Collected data
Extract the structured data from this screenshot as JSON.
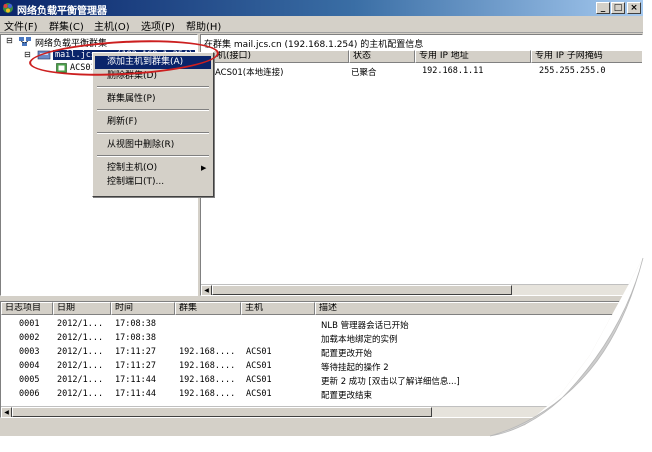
{
  "window": {
    "title": "网络负载平衡管理器"
  },
  "menu": {
    "items": [
      "文件(F)",
      "群集(C)",
      "主机(O)",
      "选项(P)",
      "帮助(H)"
    ]
  },
  "tree": {
    "root": "网络负载平衡群集",
    "cluster": "mail.jcs.cn (192.168.1.254)",
    "host": "ACS01"
  },
  "context_menu": {
    "items": [
      "添加主机到群集(A)",
      "删除群集(D)",
      "群集属性(P)",
      "刷新(F)",
      "从视图中删除(R)",
      "控制主机(O)",
      "控制端口(T)..."
    ],
    "submenu_arrow": "▶"
  },
  "detail": {
    "caption": "在群集 mail.jcs.cn (192.168.1.254) 的主机配置信息",
    "columns": [
      "机(接口)",
      "状态",
      "专用 IP 地址",
      "专用 IP 子网掩码"
    ],
    "rows": [
      [
        "ACS01(本地连接)",
        "已聚合",
        "192.168.1.11",
        "255.255.255.0"
      ]
    ]
  },
  "log": {
    "columns": [
      "日志项目",
      "日期",
      "时间",
      "群集",
      "主机",
      "描述"
    ],
    "rows": [
      [
        "0001",
        "2012/1...",
        "17:08:38",
        "",
        "",
        "NLB 管理器会话已开始"
      ],
      [
        "0002",
        "2012/1...",
        "17:08:38",
        "",
        "",
        "加载本地绑定的实例"
      ],
      [
        "0003",
        "2012/1...",
        "17:11:27",
        "192.168....",
        "ACS01",
        "配置更改开始"
      ],
      [
        "0004",
        "2012/1...",
        "17:11:27",
        "192.168....",
        "ACS01",
        "等待挂起的操作 2"
      ],
      [
        "0005",
        "2012/1...",
        "17:11:44",
        "192.168....",
        "ACS01",
        "更新 2 成功 [双击以了解详细信息...]"
      ],
      [
        "0006",
        "2012/1...",
        "17:11:44",
        "192.168....",
        "ACS01",
        "配置更改结束"
      ]
    ]
  },
  "colors": {
    "title_start": "#0a246a",
    "title_end": "#a6caf0",
    "highlight": "#0a246a",
    "annotation": "#cc1f1f",
    "chrome": "#d4d0c8"
  }
}
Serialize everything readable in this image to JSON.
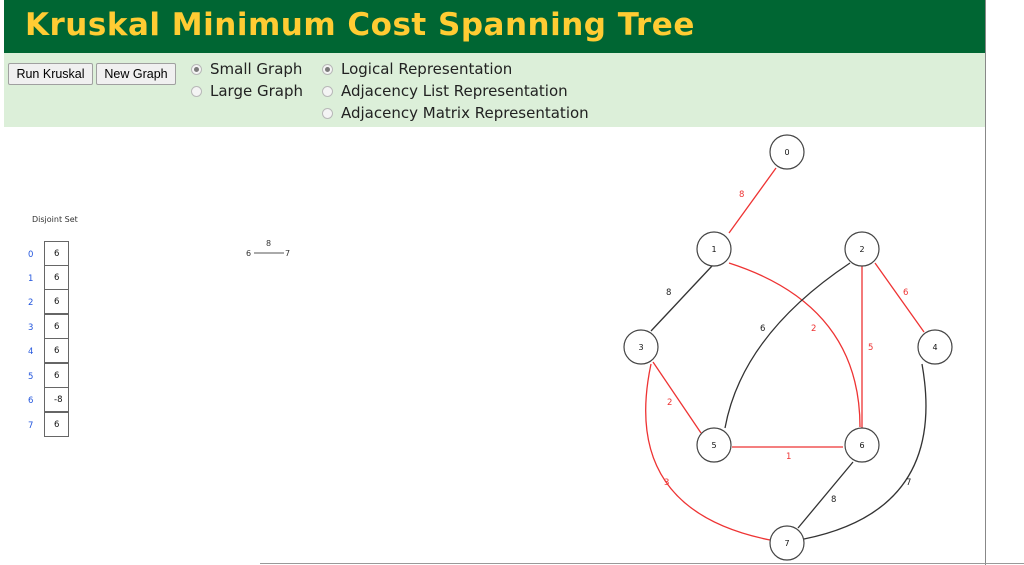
{
  "header": {
    "title": "Kruskal Minimum Cost Spanning Tree"
  },
  "toolbar": {
    "run_label": "Run Kruskal",
    "new_graph_label": "New Graph",
    "graph_size": [
      {
        "label": "Small Graph",
        "checked": true
      },
      {
        "label": "Large Graph",
        "checked": false
      }
    ],
    "representation": [
      {
        "label": "Logical Representation",
        "checked": true
      },
      {
        "label": "Adjacency List Representation",
        "checked": false
      },
      {
        "label": "Adjacency Matrix Representation",
        "checked": false
      }
    ]
  },
  "disjoint_set": {
    "title": "Disjoint Set",
    "entries": [
      {
        "index": "0",
        "value": "6"
      },
      {
        "index": "1",
        "value": "6"
      },
      {
        "index": "2",
        "value": "6"
      },
      {
        "index": "3",
        "value": "6"
      },
      {
        "index": "4",
        "value": "6"
      },
      {
        "index": "5",
        "value": "6"
      },
      {
        "index": "6",
        "value": "-8"
      },
      {
        "index": "7",
        "value": "6"
      }
    ]
  },
  "current_edge": {
    "from": "6",
    "to": "7",
    "weight": "8"
  },
  "graph": {
    "colors": {
      "tree_edge": "#ee3333",
      "normal_edge": "#333333",
      "node_stroke": "#444444"
    },
    "nodes": [
      "0",
      "1",
      "2",
      "3",
      "4",
      "5",
      "6",
      "7"
    ],
    "edges": [
      {
        "from": "0",
        "to": "1",
        "weight": "8",
        "in_tree": true
      },
      {
        "from": "1",
        "to": "3",
        "weight": "8",
        "in_tree": false
      },
      {
        "from": "1",
        "to": "6",
        "weight": "2",
        "in_tree": true
      },
      {
        "from": "2",
        "to": "5",
        "weight": "6",
        "in_tree": false
      },
      {
        "from": "2",
        "to": "6",
        "weight": "5",
        "in_tree": true
      },
      {
        "from": "2",
        "to": "4",
        "weight": "6",
        "in_tree": true
      },
      {
        "from": "3",
        "to": "5",
        "weight": "2",
        "in_tree": true
      },
      {
        "from": "3",
        "to": "7",
        "weight": "3",
        "in_tree": true
      },
      {
        "from": "5",
        "to": "6",
        "weight": "1",
        "in_tree": true
      },
      {
        "from": "6",
        "to": "7",
        "weight": "8",
        "in_tree": false
      },
      {
        "from": "4",
        "to": "7",
        "weight": "7",
        "in_tree": false
      }
    ]
  }
}
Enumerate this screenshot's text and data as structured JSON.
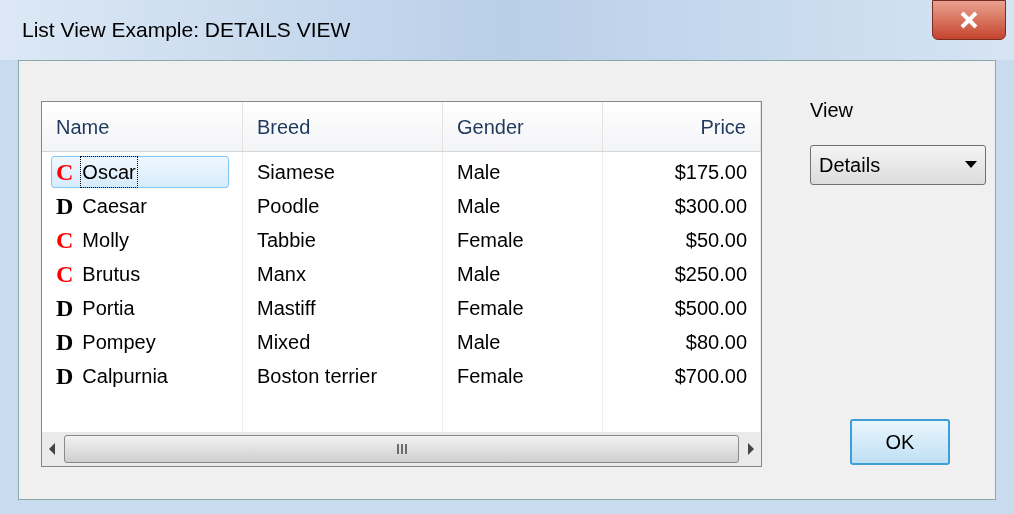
{
  "window": {
    "title": "List View Example: DETAILS VIEW"
  },
  "list": {
    "columns": [
      {
        "label": "Name",
        "kind": "text"
      },
      {
        "label": "Breed",
        "kind": "text"
      },
      {
        "label": "Gender",
        "kind": "text"
      },
      {
        "label": "Price",
        "kind": "money"
      }
    ],
    "rows": [
      {
        "icon": "C",
        "color": "#ff0000",
        "name": "Oscar",
        "breed": "Siamese",
        "gender": "Male",
        "price": "$175.00",
        "selected": true
      },
      {
        "icon": "D",
        "color": "#000000",
        "name": "Caesar",
        "breed": "Poodle",
        "gender": "Male",
        "price": "$300.00",
        "selected": false
      },
      {
        "icon": "C",
        "color": "#ff0000",
        "name": "Molly",
        "breed": "Tabbie",
        "gender": "Female",
        "price": "$50.00",
        "selected": false
      },
      {
        "icon": "C",
        "color": "#ff0000",
        "name": "Brutus",
        "breed": "Manx",
        "gender": "Male",
        "price": "$250.00",
        "selected": false
      },
      {
        "icon": "D",
        "color": "#000000",
        "name": "Portia",
        "breed": "Mastiff",
        "gender": "Female",
        "price": "$500.00",
        "selected": false
      },
      {
        "icon": "D",
        "color": "#000000",
        "name": "Pompey",
        "breed": "Mixed",
        "gender": "Male",
        "price": "$80.00",
        "selected": false
      },
      {
        "icon": "D",
        "color": "#000000",
        "name": "Calpurnia",
        "breed": "Boston terrier",
        "gender": "Female",
        "price": "$700.00",
        "selected": false
      }
    ]
  },
  "view": {
    "label": "View",
    "value": "Details"
  },
  "buttons": [
    "OK"
  ]
}
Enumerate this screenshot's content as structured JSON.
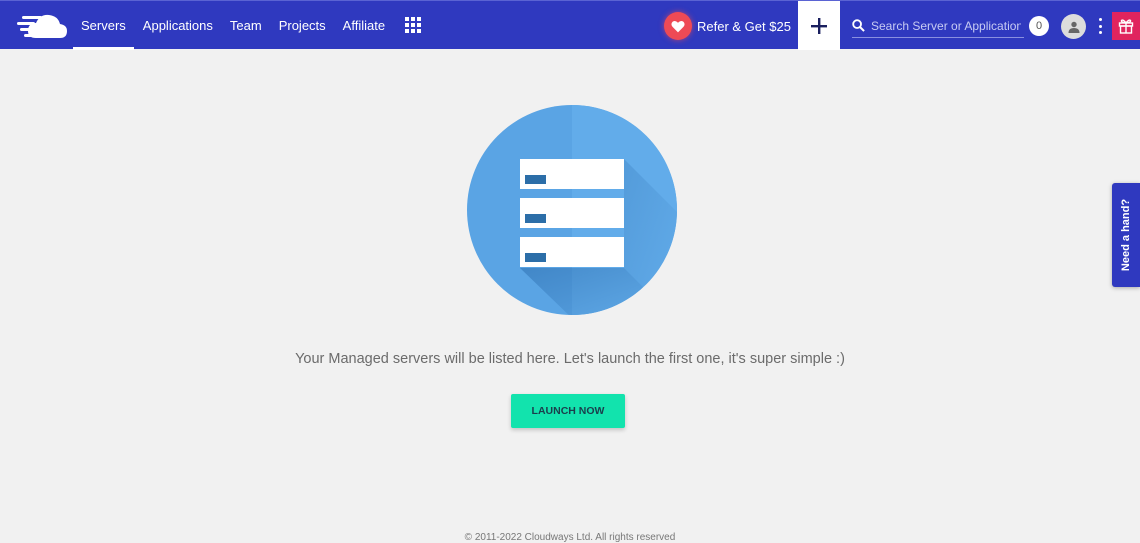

- **Task prompt**
Identify each line in the records above that contains the word "Kruskal", and copy it out in full.

- **Full answer**
    "title": "Kruskal Minimum Cost Spanning Tree"
    "run_label": "Run Kruskal",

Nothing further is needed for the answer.